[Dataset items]
------------

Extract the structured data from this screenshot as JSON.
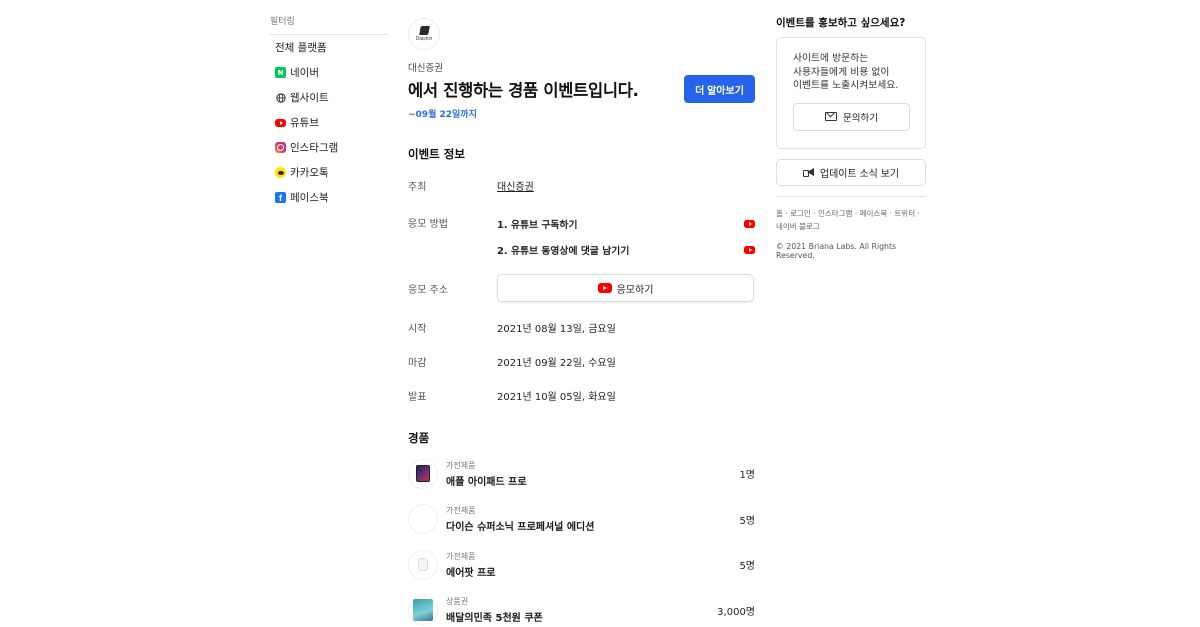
{
  "sidebar": {
    "title": "필터링",
    "items": [
      {
        "label": "전체 플랫폼",
        "icon": ""
      },
      {
        "label": "네이버",
        "icon": "naver-icon"
      },
      {
        "label": "웹사이트",
        "icon": "globe-icon"
      },
      {
        "label": "유튜브",
        "icon": "youtube-icon"
      },
      {
        "label": "인스타그램",
        "icon": "instagram-icon"
      },
      {
        "label": "카카오톡",
        "icon": "kakaotalk-icon"
      },
      {
        "label": "페이스북",
        "icon": "facebook-icon"
      }
    ]
  },
  "event": {
    "logo_text": "Daishin",
    "organizer": "대신증권",
    "headline": "에서 진행하는 경품 이벤트입니다.",
    "deadline": "~09월 22일까지",
    "learn_more": "더 알아보기"
  },
  "info": {
    "title": "이벤트 정보",
    "host_label": "주최",
    "host_value": "대신증권",
    "method_label": "응모 방법",
    "methods": [
      "1. 유튜브 구독하기",
      "2. 유튜브 동영상에 댓글 남기기"
    ],
    "address_label": "응모 주소",
    "apply_button": "응모하기",
    "start_label": "시작",
    "start_value": "2021년 08월 13일, 금요일",
    "end_label": "마감",
    "end_value": "2021년 09월 22일, 수요일",
    "announce_label": "발표",
    "announce_value": "2021년 10월 05일, 화요일"
  },
  "prizes": {
    "title": "경품",
    "items": [
      {
        "category": "가전제품",
        "name": "애플 아이패드 프로",
        "qty": "1명"
      },
      {
        "category": "가전제품",
        "name": "다이슨 슈퍼소닉 프로페셔널 에디션",
        "qty": "5명"
      },
      {
        "category": "가전제품",
        "name": "에어팟 프로",
        "qty": "5명"
      },
      {
        "category": "상품권",
        "name": "배달의민족 5천원 쿠폰",
        "qty": "3,000명"
      }
    ]
  },
  "promo": {
    "title": "이벤트를 홍보하고 싶으세요?",
    "line1": "사이트에 방문하는",
    "line2": "사용자들에게 비용 없이",
    "line3": "이벤트를 노출시켜보세요.",
    "inquiry_button": "문의하기",
    "update_button": "업데이트 소식 보기"
  },
  "footer": {
    "links": [
      "홈",
      "로그인",
      "인스타그램",
      "페이스북",
      "트위터",
      "네이버 블로그"
    ],
    "separator": "·",
    "copyright": "© 2021 Briana Labs. All Rights Reserved."
  },
  "colors": {
    "accent": "#2563eb",
    "deadline": "#2b6fe0",
    "youtube": "#ff0000",
    "naver": "#03c75a",
    "kakao": "#fee500",
    "facebook": "#1877f2"
  }
}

------------

● **Directions**
Write out the whole listing again, exactly, with no pictures.

● **Solution to the exercise**
Extract the structured data from this screenshot as JSON.
{
  "sidebar": {
    "title": "필터링",
    "items": [
      {
        "label": "전체 플랫폼",
        "icon": ""
      },
      {
        "label": "네이버",
        "icon": "naver-icon"
      },
      {
        "label": "웹사이트",
        "icon": "globe-icon"
      },
      {
        "label": "유튜브",
        "icon": "youtube-icon"
      },
      {
        "label": "인스타그램",
        "icon": "instagram-icon"
      },
      {
        "label": "카카오톡",
        "icon": "kakaotalk-icon"
      },
      {
        "label": "페이스북",
        "icon": "facebook-icon"
      }
    ]
  },
  "event": {
    "logo_text": "Daishin",
    "organizer": "대신증권",
    "headline": "에서 진행하는 경품 이벤트입니다.",
    "deadline": "~09월 22일까지",
    "learn_more": "더 알아보기"
  },
  "info": {
    "title": "이벤트 정보",
    "host_label": "주최",
    "host_value": "대신증권",
    "method_label": "응모 방법",
    "methods": [
      "1. 유튜브 구독하기",
      "2. 유튜브 동영상에 댓글 남기기"
    ],
    "address_label": "응모 주소",
    "apply_button": "응모하기",
    "start_label": "시작",
    "start_value": "2021년 08월 13일, 금요일",
    "end_label": "마감",
    "end_value": "2021년 09월 22일, 수요일",
    "announce_label": "발표",
    "announce_value": "2021년 10월 05일, 화요일"
  },
  "prizes": {
    "title": "경품",
    "items": [
      {
        "category": "가전제품",
        "name": "애플 아이패드 프로",
        "qty": "1명"
      },
      {
        "category": "가전제품",
        "name": "다이슨 슈퍼소닉 프로페셔널 에디션",
        "qty": "5명"
      },
      {
        "category": "가전제품",
        "name": "에어팟 프로",
        "qty": "5명"
      },
      {
        "category": "상품권",
        "name": "배달의민족 5천원 쿠폰",
        "qty": "3,000명"
      }
    ]
  },
  "promo": {
    "title": "이벤트를 홍보하고 싶으세요?",
    "line1": "사이트에 방문하는",
    "line2": "사용자들에게 비용 없이",
    "line3": "이벤트를 노출시켜보세요.",
    "inquiry_button": "문의하기",
    "update_button": "업데이트 소식 보기"
  },
  "footer": {
    "links": [
      "홈",
      "로그인",
      "인스타그램",
      "페이스북",
      "트위터",
      "네이버 블로그"
    ],
    "separator": "·",
    "copyright": "© 2021 Briana Labs. All Rights Reserved."
  },
  "colors": {
    "accent": "#2563eb",
    "deadline": "#2b6fe0",
    "youtube": "#ff0000",
    "naver": "#03c75a",
    "kakao": "#fee500",
    "facebook": "#1877f2"
  }
}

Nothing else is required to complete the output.